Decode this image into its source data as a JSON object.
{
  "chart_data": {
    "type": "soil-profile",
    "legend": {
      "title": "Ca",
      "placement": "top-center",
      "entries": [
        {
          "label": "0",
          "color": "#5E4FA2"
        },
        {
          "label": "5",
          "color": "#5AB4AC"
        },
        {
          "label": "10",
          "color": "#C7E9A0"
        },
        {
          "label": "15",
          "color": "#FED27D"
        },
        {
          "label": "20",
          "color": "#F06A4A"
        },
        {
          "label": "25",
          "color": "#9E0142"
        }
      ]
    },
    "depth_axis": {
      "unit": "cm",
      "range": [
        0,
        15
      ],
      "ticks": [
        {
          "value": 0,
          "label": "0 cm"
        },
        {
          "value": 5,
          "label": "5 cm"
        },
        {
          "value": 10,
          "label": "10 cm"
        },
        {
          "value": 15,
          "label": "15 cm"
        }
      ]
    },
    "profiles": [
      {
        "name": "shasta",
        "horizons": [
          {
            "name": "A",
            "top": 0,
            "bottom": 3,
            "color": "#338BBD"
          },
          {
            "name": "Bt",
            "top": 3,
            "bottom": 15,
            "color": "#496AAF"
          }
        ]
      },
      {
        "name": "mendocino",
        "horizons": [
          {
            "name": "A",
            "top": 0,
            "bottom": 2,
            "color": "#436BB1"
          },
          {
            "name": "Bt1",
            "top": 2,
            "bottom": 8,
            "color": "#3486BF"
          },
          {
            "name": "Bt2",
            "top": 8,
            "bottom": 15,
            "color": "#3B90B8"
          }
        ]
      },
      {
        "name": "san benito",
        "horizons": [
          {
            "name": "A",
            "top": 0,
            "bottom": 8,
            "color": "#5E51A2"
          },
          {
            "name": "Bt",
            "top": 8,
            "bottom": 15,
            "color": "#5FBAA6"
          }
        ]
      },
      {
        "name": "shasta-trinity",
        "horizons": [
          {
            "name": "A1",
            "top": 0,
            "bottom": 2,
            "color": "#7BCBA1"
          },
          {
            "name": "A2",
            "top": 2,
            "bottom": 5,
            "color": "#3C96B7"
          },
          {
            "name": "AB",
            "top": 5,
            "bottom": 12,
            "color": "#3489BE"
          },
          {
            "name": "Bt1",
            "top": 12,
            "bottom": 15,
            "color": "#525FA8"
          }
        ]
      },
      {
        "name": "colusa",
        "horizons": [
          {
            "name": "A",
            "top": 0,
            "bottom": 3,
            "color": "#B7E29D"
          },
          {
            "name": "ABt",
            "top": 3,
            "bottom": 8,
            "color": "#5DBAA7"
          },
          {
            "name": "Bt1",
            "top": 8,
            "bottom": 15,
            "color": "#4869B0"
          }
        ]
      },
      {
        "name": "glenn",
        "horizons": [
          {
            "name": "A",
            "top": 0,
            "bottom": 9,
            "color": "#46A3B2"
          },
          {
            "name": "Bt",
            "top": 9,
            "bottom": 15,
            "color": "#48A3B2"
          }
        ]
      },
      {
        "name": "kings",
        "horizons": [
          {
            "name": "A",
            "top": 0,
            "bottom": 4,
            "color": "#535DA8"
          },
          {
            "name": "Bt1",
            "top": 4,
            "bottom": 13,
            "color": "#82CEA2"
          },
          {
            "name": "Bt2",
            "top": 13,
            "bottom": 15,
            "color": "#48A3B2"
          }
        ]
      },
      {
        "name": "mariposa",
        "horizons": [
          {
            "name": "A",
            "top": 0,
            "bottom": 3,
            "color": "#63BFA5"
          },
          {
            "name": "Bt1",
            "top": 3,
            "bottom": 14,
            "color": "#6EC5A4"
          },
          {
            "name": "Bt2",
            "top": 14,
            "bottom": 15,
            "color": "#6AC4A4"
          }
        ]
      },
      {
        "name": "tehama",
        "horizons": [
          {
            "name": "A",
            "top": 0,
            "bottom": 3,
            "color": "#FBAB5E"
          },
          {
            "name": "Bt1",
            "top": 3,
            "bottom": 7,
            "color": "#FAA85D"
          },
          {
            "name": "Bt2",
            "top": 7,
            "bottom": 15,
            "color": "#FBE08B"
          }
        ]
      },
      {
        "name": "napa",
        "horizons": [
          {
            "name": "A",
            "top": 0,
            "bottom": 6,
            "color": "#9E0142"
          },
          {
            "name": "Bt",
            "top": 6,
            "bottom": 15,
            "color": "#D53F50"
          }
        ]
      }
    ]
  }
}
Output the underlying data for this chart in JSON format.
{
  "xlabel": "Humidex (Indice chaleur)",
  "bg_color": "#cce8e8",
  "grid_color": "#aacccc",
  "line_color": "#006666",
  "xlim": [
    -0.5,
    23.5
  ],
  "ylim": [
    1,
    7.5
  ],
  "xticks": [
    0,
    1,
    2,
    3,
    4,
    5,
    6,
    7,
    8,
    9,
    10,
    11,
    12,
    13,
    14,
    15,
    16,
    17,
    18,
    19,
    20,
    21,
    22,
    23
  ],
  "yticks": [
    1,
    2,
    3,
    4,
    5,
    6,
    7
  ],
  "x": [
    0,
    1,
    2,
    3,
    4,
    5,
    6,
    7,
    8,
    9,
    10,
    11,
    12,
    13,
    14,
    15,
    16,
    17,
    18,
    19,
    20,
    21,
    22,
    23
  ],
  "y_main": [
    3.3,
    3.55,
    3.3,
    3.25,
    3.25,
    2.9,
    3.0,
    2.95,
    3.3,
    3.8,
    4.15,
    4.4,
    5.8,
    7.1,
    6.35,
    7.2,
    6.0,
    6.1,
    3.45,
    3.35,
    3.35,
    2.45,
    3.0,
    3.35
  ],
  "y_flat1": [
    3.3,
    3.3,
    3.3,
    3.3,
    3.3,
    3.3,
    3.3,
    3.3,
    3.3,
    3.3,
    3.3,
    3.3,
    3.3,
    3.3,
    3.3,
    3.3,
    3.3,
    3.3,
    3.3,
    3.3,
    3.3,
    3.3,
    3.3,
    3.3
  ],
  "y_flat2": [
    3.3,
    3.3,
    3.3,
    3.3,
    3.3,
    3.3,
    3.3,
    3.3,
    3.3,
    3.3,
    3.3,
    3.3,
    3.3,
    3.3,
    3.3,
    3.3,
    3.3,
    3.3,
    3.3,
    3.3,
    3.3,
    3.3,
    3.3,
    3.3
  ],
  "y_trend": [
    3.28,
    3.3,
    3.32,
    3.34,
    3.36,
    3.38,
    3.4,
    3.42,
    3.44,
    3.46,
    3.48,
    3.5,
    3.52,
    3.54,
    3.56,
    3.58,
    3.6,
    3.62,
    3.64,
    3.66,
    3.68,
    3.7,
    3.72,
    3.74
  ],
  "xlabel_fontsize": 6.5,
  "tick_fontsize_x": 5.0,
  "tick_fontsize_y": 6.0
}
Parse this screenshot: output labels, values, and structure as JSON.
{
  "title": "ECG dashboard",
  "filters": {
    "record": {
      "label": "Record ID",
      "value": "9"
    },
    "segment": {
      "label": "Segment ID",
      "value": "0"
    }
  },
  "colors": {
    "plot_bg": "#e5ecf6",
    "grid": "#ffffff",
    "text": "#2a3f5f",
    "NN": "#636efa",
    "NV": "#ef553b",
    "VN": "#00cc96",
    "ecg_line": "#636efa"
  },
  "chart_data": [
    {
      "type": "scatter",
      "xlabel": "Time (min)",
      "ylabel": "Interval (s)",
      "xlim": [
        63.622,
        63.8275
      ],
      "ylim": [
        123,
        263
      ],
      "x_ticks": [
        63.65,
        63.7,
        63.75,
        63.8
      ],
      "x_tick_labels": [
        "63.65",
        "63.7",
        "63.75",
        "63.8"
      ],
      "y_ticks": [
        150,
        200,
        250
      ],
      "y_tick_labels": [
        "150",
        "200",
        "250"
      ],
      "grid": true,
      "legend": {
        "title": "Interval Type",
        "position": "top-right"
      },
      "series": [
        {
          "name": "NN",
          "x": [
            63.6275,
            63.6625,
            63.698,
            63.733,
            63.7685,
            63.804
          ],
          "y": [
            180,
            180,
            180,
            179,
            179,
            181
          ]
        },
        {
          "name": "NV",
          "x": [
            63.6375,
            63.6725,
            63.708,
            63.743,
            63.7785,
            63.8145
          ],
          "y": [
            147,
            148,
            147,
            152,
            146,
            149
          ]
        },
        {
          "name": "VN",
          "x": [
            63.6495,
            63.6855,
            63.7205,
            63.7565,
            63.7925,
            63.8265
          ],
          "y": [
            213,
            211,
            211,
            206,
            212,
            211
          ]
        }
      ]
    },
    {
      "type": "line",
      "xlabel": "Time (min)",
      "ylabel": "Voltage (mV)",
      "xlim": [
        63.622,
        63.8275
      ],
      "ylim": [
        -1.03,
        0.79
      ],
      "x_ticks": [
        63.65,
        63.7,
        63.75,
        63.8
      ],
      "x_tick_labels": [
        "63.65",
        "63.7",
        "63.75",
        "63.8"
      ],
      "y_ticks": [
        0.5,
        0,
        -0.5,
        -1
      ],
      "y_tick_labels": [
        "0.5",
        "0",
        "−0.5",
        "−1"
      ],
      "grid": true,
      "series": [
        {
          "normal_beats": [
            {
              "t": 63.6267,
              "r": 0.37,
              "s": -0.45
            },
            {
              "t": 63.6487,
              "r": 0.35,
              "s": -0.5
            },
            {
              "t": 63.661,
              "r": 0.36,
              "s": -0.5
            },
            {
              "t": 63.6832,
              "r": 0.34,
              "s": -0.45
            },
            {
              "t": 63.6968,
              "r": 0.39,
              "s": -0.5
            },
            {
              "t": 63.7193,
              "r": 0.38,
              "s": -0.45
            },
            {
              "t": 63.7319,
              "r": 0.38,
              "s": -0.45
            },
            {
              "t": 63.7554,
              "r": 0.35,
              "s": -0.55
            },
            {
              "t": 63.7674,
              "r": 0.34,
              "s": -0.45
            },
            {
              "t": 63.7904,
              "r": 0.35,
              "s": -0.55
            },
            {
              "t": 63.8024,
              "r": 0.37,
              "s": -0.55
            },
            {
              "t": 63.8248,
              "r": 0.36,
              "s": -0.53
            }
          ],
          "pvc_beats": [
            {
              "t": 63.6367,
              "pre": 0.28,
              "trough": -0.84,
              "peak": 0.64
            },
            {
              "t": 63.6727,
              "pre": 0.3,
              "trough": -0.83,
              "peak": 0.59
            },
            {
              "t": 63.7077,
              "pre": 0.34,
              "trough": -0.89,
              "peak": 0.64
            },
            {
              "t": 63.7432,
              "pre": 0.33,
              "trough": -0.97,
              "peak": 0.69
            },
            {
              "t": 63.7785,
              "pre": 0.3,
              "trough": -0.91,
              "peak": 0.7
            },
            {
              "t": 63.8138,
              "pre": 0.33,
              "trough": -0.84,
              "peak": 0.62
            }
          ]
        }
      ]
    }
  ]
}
........
What is required: Only a number is expected here: the count of lines in the listing that hold the string "JSON".

Exercise response: 3